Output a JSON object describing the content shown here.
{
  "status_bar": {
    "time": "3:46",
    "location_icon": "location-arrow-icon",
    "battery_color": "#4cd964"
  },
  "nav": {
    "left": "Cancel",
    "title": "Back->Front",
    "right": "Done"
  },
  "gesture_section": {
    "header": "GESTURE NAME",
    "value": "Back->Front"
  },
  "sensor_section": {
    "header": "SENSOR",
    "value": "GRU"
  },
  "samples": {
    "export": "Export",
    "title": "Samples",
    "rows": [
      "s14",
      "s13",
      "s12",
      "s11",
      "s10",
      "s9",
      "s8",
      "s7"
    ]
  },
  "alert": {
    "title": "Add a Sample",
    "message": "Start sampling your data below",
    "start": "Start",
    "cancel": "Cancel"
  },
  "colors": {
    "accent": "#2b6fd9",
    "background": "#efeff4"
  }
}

--

**What is being asked**:
Copy down the whole of the data above, matching it exactly.

**Correct result**:
Output a JSON object describing the content shown here.
{
  "status_bar": {
    "time": "3:46",
    "location_icon": "location-arrow-icon",
    "battery_color": "#4cd964"
  },
  "nav": {
    "left": "Cancel",
    "title": "Back->Front",
    "right": "Done"
  },
  "gesture_section": {
    "header": "GESTURE NAME",
    "value": "Back->Front"
  },
  "sensor_section": {
    "header": "SENSOR",
    "value": "GRU"
  },
  "samples": {
    "export": "Export",
    "title": "Samples",
    "rows": [
      "s14",
      "s13",
      "s12",
      "s11",
      "s10",
      "s9",
      "s8",
      "s7"
    ]
  },
  "alert": {
    "title": "Add a Sample",
    "message": "Start sampling your data below",
    "start": "Start",
    "cancel": "Cancel"
  },
  "colors": {
    "accent": "#2b6fd9",
    "background": "#efeff4"
  }
}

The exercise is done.